# EXERCISE DETAILS:
All lines featuring the string "produit" are to be listed.
================
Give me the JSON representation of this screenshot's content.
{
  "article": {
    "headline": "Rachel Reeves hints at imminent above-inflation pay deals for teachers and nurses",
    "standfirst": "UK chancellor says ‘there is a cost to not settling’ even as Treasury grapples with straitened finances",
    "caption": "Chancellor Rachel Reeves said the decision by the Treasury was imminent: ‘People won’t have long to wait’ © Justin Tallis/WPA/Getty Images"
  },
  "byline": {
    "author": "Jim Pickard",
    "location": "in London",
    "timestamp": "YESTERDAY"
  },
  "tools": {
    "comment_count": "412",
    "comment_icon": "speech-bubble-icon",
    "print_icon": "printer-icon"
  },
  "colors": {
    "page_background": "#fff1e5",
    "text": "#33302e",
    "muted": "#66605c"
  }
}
================
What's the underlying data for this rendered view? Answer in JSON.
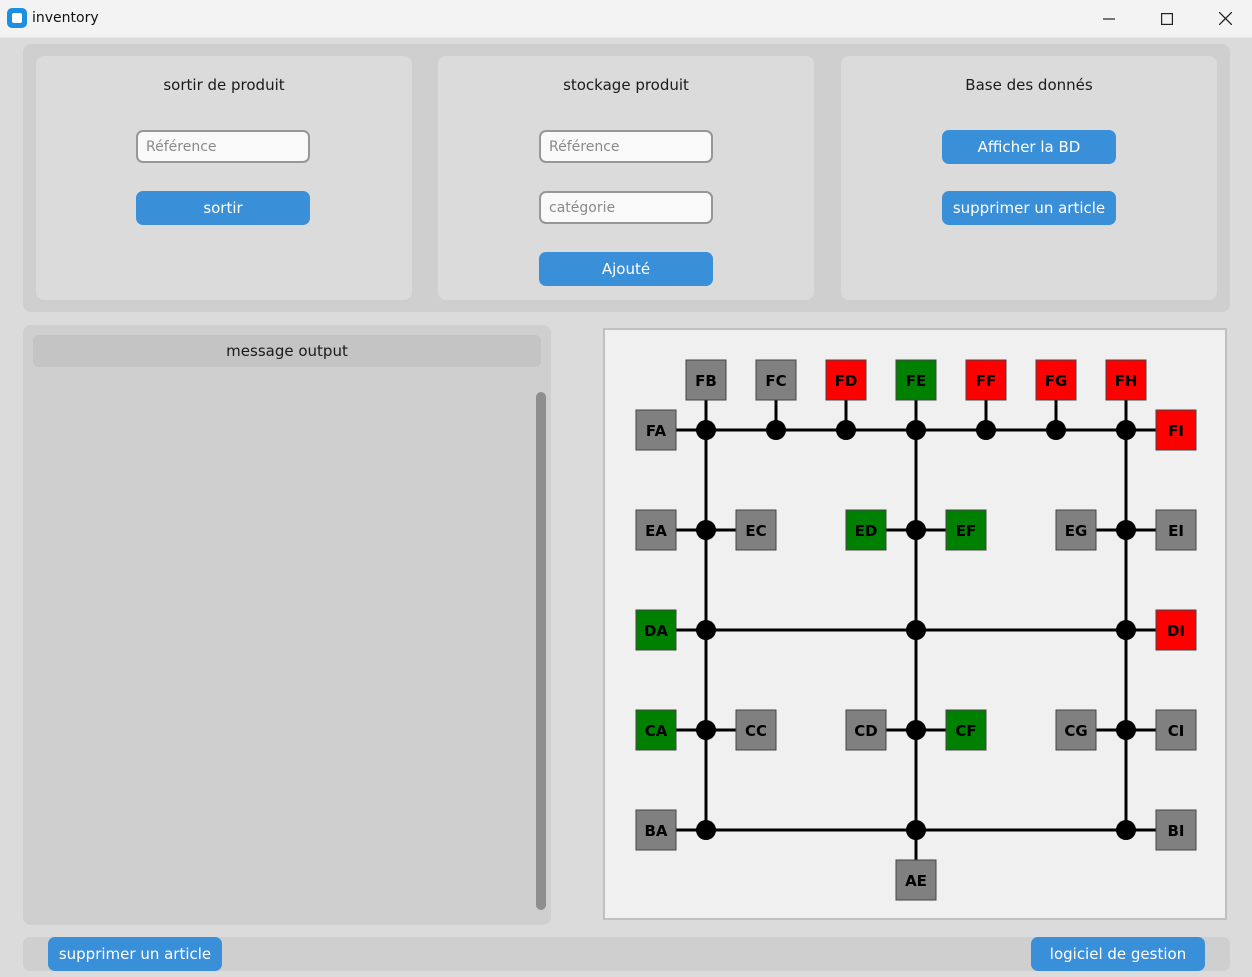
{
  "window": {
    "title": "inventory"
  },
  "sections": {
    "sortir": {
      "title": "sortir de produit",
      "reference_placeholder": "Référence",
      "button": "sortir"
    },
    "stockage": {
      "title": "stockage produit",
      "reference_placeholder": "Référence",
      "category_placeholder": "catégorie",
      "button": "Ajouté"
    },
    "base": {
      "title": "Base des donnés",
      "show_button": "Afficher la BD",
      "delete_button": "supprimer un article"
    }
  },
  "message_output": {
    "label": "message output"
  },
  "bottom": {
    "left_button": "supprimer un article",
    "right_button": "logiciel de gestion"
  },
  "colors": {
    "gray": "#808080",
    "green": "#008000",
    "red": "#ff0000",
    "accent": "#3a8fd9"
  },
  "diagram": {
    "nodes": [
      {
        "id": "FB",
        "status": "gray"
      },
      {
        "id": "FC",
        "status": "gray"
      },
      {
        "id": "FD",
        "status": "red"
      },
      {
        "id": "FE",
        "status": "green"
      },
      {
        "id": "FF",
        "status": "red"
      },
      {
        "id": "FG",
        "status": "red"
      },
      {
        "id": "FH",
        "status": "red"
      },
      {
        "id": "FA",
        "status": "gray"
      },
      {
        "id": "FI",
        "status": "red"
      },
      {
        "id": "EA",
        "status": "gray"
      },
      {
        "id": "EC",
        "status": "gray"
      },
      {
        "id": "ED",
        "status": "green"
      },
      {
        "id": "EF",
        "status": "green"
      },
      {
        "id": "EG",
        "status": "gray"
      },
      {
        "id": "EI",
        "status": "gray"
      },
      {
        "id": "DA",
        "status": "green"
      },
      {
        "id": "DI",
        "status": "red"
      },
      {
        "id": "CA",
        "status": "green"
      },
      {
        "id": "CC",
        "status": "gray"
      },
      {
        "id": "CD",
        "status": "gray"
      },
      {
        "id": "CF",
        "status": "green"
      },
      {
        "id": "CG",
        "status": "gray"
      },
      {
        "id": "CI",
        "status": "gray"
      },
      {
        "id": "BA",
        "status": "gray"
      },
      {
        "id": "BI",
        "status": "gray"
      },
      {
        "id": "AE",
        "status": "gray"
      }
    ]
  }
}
================
# EXPECTED ANSWER:
      "title": "sortir de produit",
      "title": "stockage produit",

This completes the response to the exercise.